Stated exercise
Drop the images; return everything else in the listing below exactly.
+===+
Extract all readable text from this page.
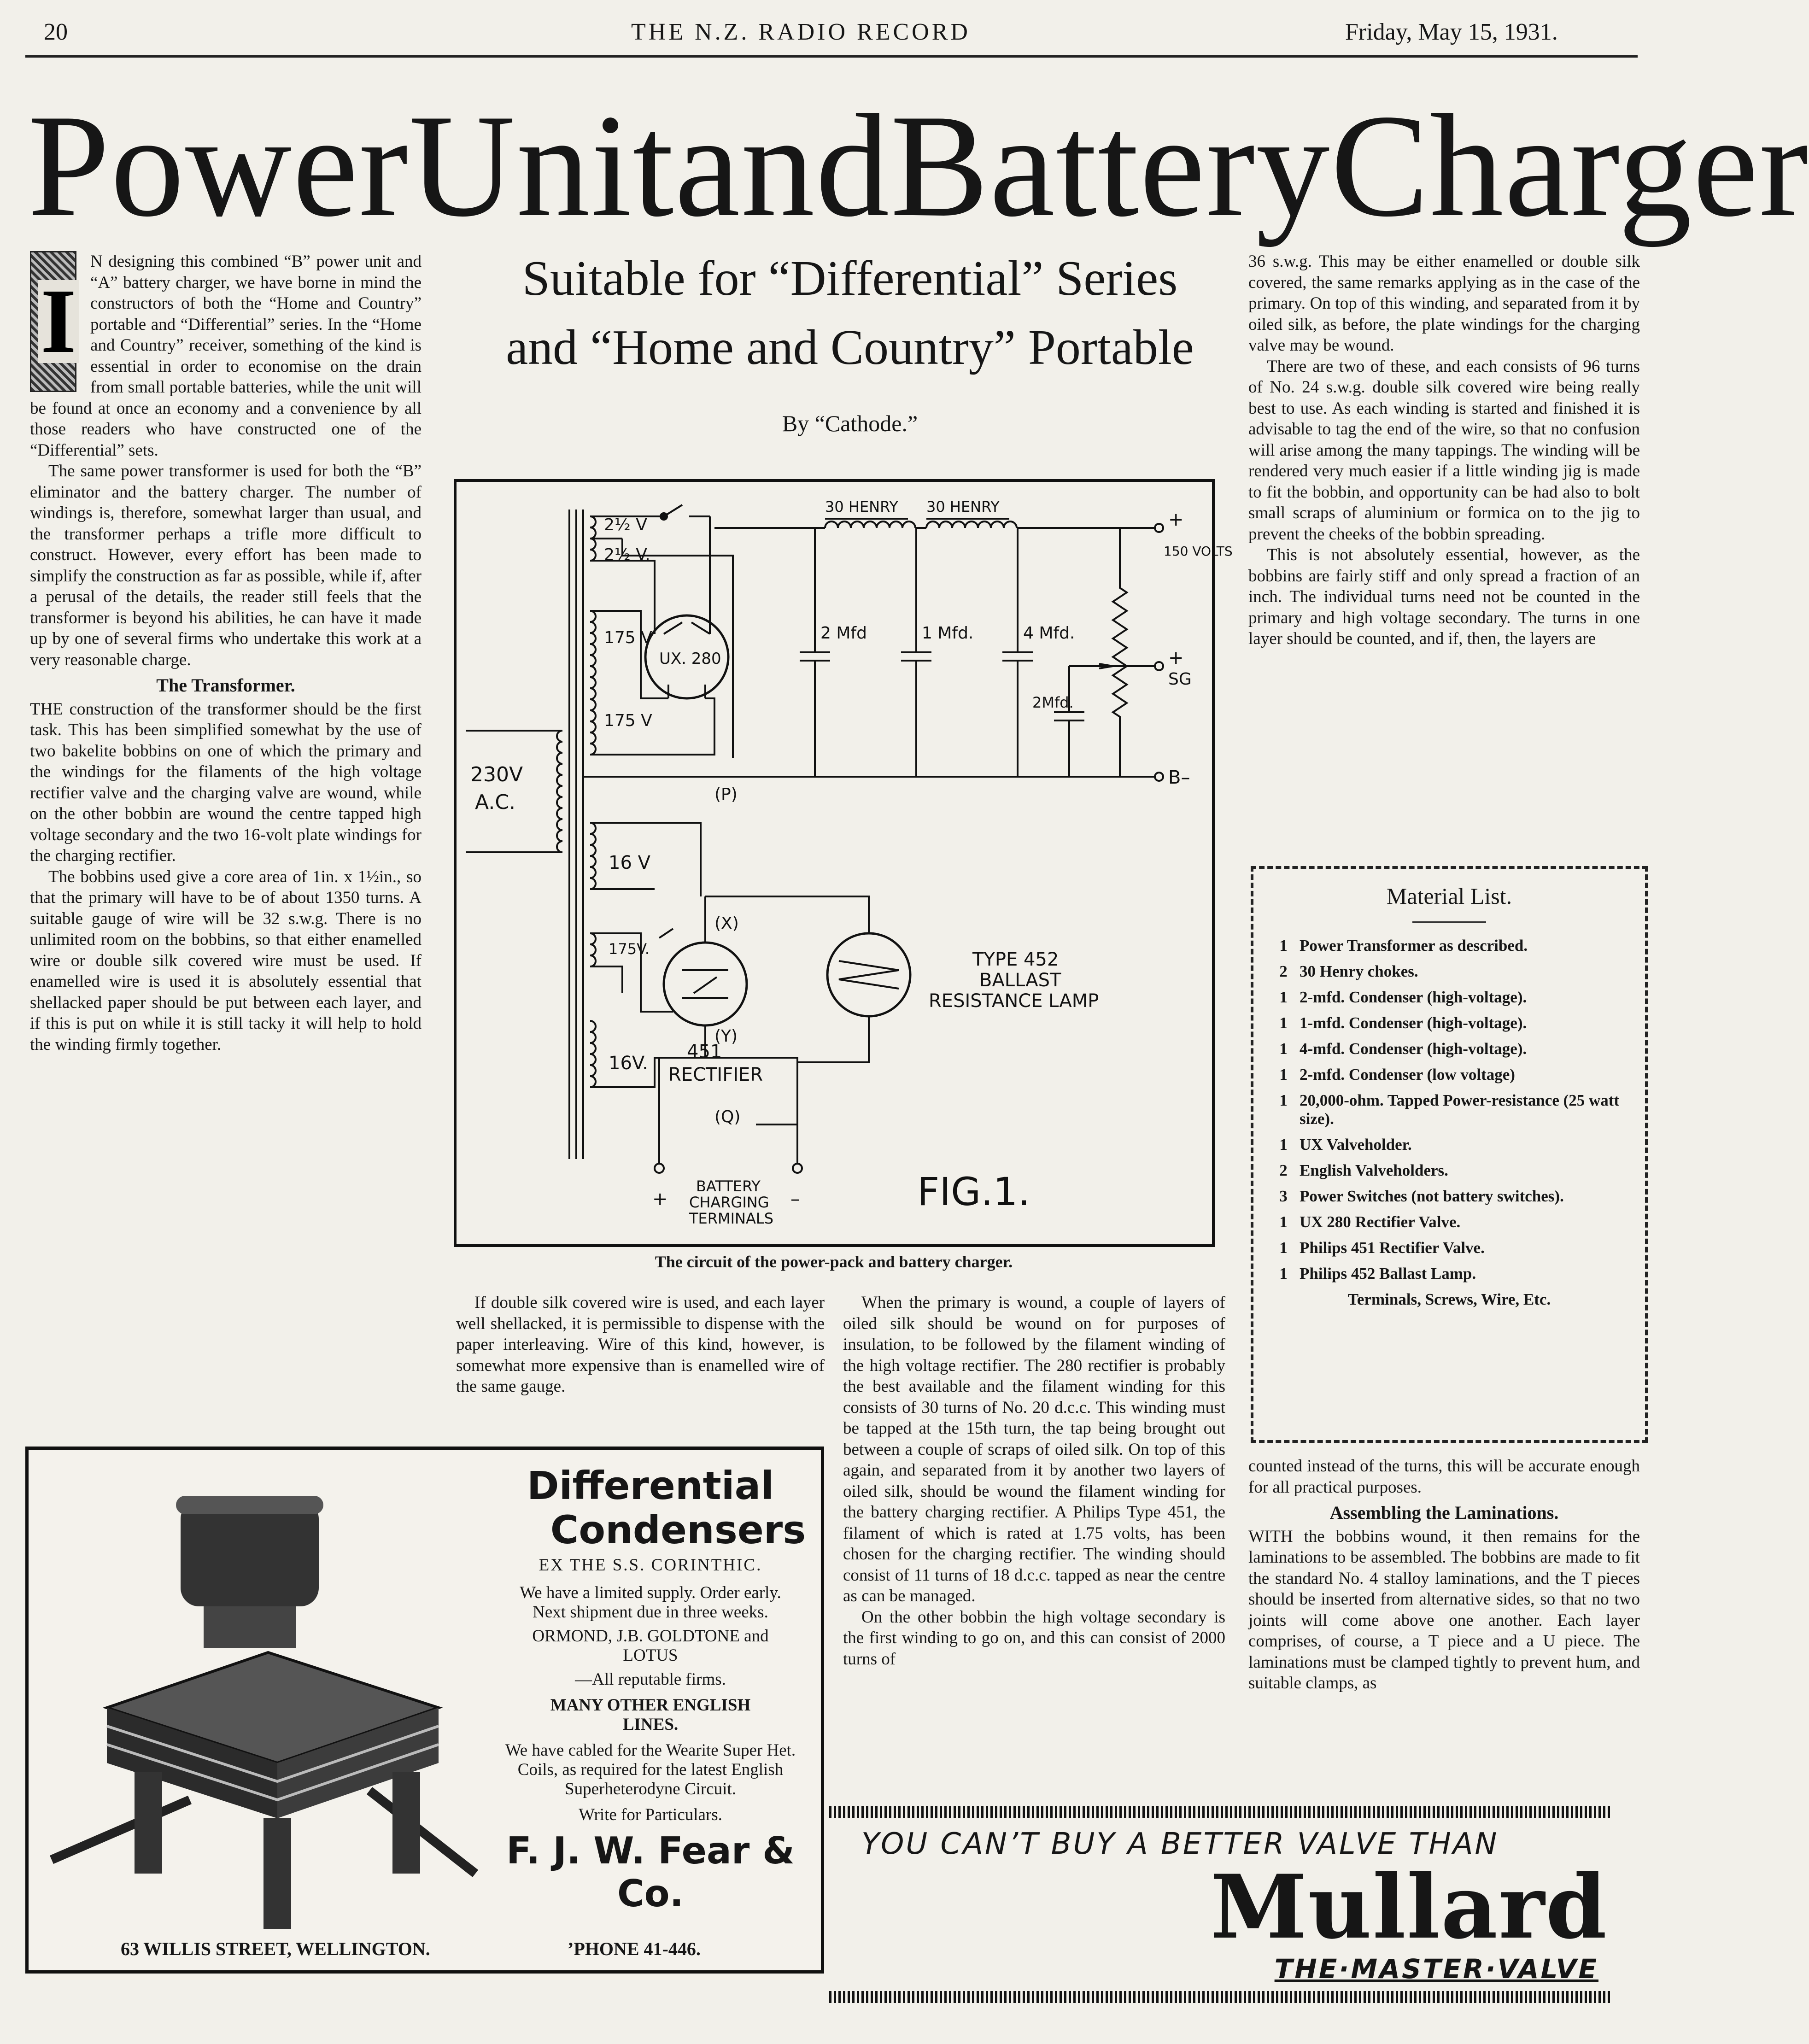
20	THE N.Z. RADIO RECORD	Friday, May 15, 1931.
Power Unit and Battery Charger
I

N designing this combined “B” power unit and “A” battery charger, we have borne in mind the constructors of both the “Home and Country” portable and “Differential” series. In the “Home and Country” receiver, something of the kind is essential in order to economise on the drain from small portable batteries, while the unit will be found at once an economy and a convenience by all those readers who have constructed one of the “Differential” sets.

The same power transformer is used for both the “B” eliminator and the battery charger. The number of windings is, therefore, somewhat larger than usual, and the transformer perhaps a trifle more difficult to construct. However, every effort has been made to simplify the construction as far as possible, while if, after a perusal of the details, the reader still feels that the transformer is beyond his abilities, he can have it made up by one of several firms who undertake this work at a very reasonable charge.

The Transformer.

THE construction of the transformer should be the first task. This has been simplified somewhat by the use of two bakelite bobbins on one of which the primary and the windings for the filaments of the high voltage rectifier valve and the charging valve are wound, while on the other bobbin are wound the centre tapped high voltage secondary and the two 16-volt plate windings for the charging rectifier.

The bobbins used give a core area of 1in. x 1½in., so that the primary will have to be of about 1350 turns. A suitable gauge of wire will be 32 s.w.g. There is no unlimited room on the bobbins, so that either enamelled wire or double silk covered wire must be used. If enamelled wire is used it is absolutely essential that shellacked paper should be put between each layer, and if this is put on while it is still tacky it will help to hold the winding firmly together.

Suitable for “Differential” Series
and “Home and Country” Portable
By “Cathode.”
2½ V
2½ V.
175 V
175 V
230V
A.C.
16 V
175V.
16V.
30 HENRY 30 HENRY
2 Mfd	1 Mfd.	4 Mfd.
2Mfd.
150 VOLTS
+
+
SG
B–
UX. 280
(P)
(Q)
(X)
(Y)
451
RECTIFIER
TYPE 452
BALLAST
RESISTANCE LAMP
BATTERY
CHARGING
TERMINALS
+	–	FIG.1.
The circuit of the power-pack and battery charger.

If double silk covered wire is used, and each layer well shellacked, it is permissible to dispense with the paper interleaving. Wire of this kind, however, is somewhat more expensive than is enamelled wire of the same gauge.

When the primary is wound, a couple of layers of oiled silk should be wound on for purposes of insulation, to be followed by the filament winding of the high voltage rectifier. The 280 rectifier is probably the best available and the filament winding for this consists of 30 turns of No. 20 d.c.c. This winding must be tapped at the 15th turn, the tap being brought out between a couple of scraps of oiled silk. On top of this again, and separated from it by another two layers of oiled silk, should be wound the filament winding for the battery charging rectifier. A Philips Type 451, the filament of which is rated at 1.75 volts, has been chosen for the charging rectifier. The winding should consist of 11 turns of 18 d.c.c. tapped as near the centre as can be managed.

On the other bobbin the high voltage secondary is the first winding to go on, and this can consist of 2000 turns of

36 s.w.g. This may be either enamelled or double silk covered, the same remarks applying as in the case of the primary. On top of this winding, and separated from it by oiled silk, as before, the plate windings for the charging valve may be wound.

There are two of these, and each consists of 96 turns of No. 24 s.w.g. double silk covered wire being really best to use. As each winding is started and finished it is advisable to tag the end of the wire, so that no confusion will arise among the many tappings. The winding will be rendered very much easier if a little winding jig is made to fit the bobbin, and opportunity can be had also to bolt small scraps of aluminium or formica on to the jig to prevent the cheeks of the bobbin spreading.

This is not absolutely essential, however, as the bobbins are fairly stiff and only spread a fraction of an inch. The individual turns need not be counted in the primary and high voltage secondary. The turns in one layer should be counted, and if, then, the layers are

Material List.
1 Power Transformer as described.
2 30 Henry chokes.
1 2-mfd. Condenser (high-voltage).
1 1-mfd. Condenser (high-voltage).
1 4-mfd. Condenser (high-voltage).
1 2-mfd. Condenser (low voltage)
1 20,000-ohm. Tapped Power-resistance (25 watt size).
1 UX Valveholder.
2 English Valveholders.
3 Power Switches (not battery switches).
1 UX 280 Rectifier Valve.
1 Philips 451 Rectifier Valve.
1 Philips 452 Ballast Lamp.
Terminals, Screws, Wire, Etc.

counted instead of the turns, this will be accurate enough for all practical purposes.

Assembling the Laminations.

WITH the bobbins wound, it then remains for the laminations to be assembled. The bobbins are made to fit the standard No. 4 stalloy laminations, and the T pieces should be inserted from alternative sides, so that no two joints will come above one another. Each layer comprises, of course, a T piece and a U piece. The laminations must be clamped tightly to prevent hum, and suitable clamps, as

Differential
Condensers
EX THE S.S. CORINTHIC.
We have a limited supply. Order early. Next shipment due in three weeks.
ORMOND, J.B. GOLDTONE and LOTUS
—All reputable firms.
MANY OTHER ENGLISH LINES.
We have cabled for the Wearite Super Het. Coils, as required for the latest English Superheterodyne Circuit.
Write for Particulars.
F. J. W. Fear & Co.
63 WILLIS STREET, WELLINGTON.	’PHONE 41-446.
YOU CAN’T BUY A BETTER VALVE THAN
Mullard
THE·MASTER·VALVE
+===+
Problem solution
Extract all readable text from this page.
20	THE N.Z. RADIO RECORD	Friday, May 15, 1931.
Power Unit and Battery Charger
I

N designing this combined “B” power unit and “A” battery charger, we have borne in mind the constructors of both the “Home and Country” portable and “Differential” series. In the “Home and Country” receiver, something of the kind is essential in order to economise on the drain from small portable batteries, while the unit will be found at once an economy and a convenience by all those readers who have constructed one of the “Differential” sets.

The same power transformer is used for both the “B” eliminator and the battery charger. The number of windings is, therefore, somewhat larger than usual, and the transformer perhaps a trifle more difficult to construct. However, every effort has been made to simplify the construction as far as possible, while if, after a perusal of the details, the reader still feels that the transformer is beyond his abilities, he can have it made up by one of several firms who undertake this work at a very reasonable charge.

The Transformer.

THE construction of the transformer should be the first task. This has been simplified somewhat by the use of two bakelite bobbins on one of which the primary and the windings for the filaments of the high voltage rectifier valve and the charging valve are wound, while on the other bobbin are wound the centre tapped high voltage secondary and the two 16-volt plate windings for the charging rectifier.

The bobbins used give a core area of 1in. x 1½in., so that the primary will have to be of about 1350 turns. A suitable gauge of wire will be 32 s.w.g. There is no unlimited room on the bobbins, so that either enamelled wire or double silk covered wire must be used. If enamelled wire is used it is absolutely essential that shellacked paper should be put between each layer, and if this is put on while it is still tacky it will help to hold the winding firmly together.

Suitable for “Differential” Series
and “Home and Country” Portable
By “Cathode.”
2½ V
2½ V.
175 V
175 V
230V
A.C.
16 V
175V.
16V.
30 HENRY 30 HENRY
2 Mfd	1 Mfd.	4 Mfd.
2Mfd.
150 VOLTS
+
+
SG
B–
UX. 280
(P)
(Q)
(X)
(Y)
451
RECTIFIER
TYPE 452
BALLAST
RESISTANCE LAMP
BATTERY
CHARGING
TERMINALS
+	–	FIG.1.
The circuit of the power-pack and battery charger.

If double silk covered wire is used, and each layer well shellacked, it is permissible to dispense with the paper interleaving. Wire of this kind, however, is somewhat more expensive than is enamelled wire of the same gauge.

When the primary is wound, a couple of layers of oiled silk should be wound on for purposes of insulation, to be followed by the filament winding of the high voltage rectifier. The 280 rectifier is probably the best available and the filament winding for this consists of 30 turns of No. 20 d.c.c. This winding must be tapped at the 15th turn, the tap being brought out between a couple of scraps of oiled silk. On top of this again, and separated from it by another two layers of oiled silk, should be wound the filament winding for the battery charging rectifier. A Philips Type 451, the filament of which is rated at 1.75 volts, has been chosen for the charging rectifier. The winding should consist of 11 turns of 18 d.c.c. tapped as near the centre as can be managed.

On the other bobbin the high voltage secondary is the first winding to go on, and this can consist of 2000 turns of

36 s.w.g. This may be either enamelled or double silk covered, the same remarks applying as in the case of the primary. On top of this winding, and separated from it by oiled silk, as before, the plate windings for the charging valve may be wound.

There are two of these, and each consists of 96 turns of No. 24 s.w.g. double silk covered wire being really best to use. As each winding is started and finished it is advisable to tag the end of the wire, so that no confusion will arise among the many tappings. The winding will be rendered very much easier if a little winding jig is made to fit the bobbin, and opportunity can be had also to bolt small scraps of aluminium or formica on to the jig to prevent the cheeks of the bobbin spreading.

This is not absolutely essential, however, as the bobbins are fairly stiff and only spread a fraction of an inch. The individual turns need not be counted in the primary and high voltage secondary. The turns in one layer should be counted, and if, then, the layers are

Material List.
1 Power Transformer as described.
2 30 Henry chokes.
1 2-mfd. Condenser (high-voltage).
1 1-mfd. Condenser (high-voltage).
1 4-mfd. Condenser (high-voltage).
1 2-mfd. Condenser (low voltage)
1 20,000-ohm. Tapped Power-resistance (25 watt size).
1 UX Valveholder.
2 English Valveholders.
3 Power Switches (not battery switches).
1 UX 280 Rectifier Valve.
1 Philips 451 Rectifier Valve.
1 Philips 452 Ballast Lamp.
Terminals, Screws, Wire, Etc.

counted instead of the turns, this will be accurate enough for all practical purposes.

Assembling the Laminations.

WITH the bobbins wound, it then remains for the laminations to be assembled. The bobbins are made to fit the standard No. 4 stalloy laminations, and the T pieces should be inserted from alternative sides, so that no two joints will come above one another. Each layer comprises, of course, a T piece and a U piece. The laminations must be clamped tightly to prevent hum, and suitable clamps, as

Differential
Condensers
EX THE S.S. CORINTHIC.
We have a limited supply. Order early. Next shipment due in three weeks.
ORMOND, J.B. GOLDTONE and LOTUS
—All reputable firms.
MANY OTHER ENGLISH LINES.
We have cabled for the Wearite Super Het. Coils, as required for the latest English Superheterodyne Circuit.
Write for Particulars.
F. J. W. Fear & Co.
63 WILLIS STREET, WELLINGTON.	’PHONE 41-446.
YOU CAN’T BUY A BETTER VALVE THAN
Mullard
THE·MASTER·VALVE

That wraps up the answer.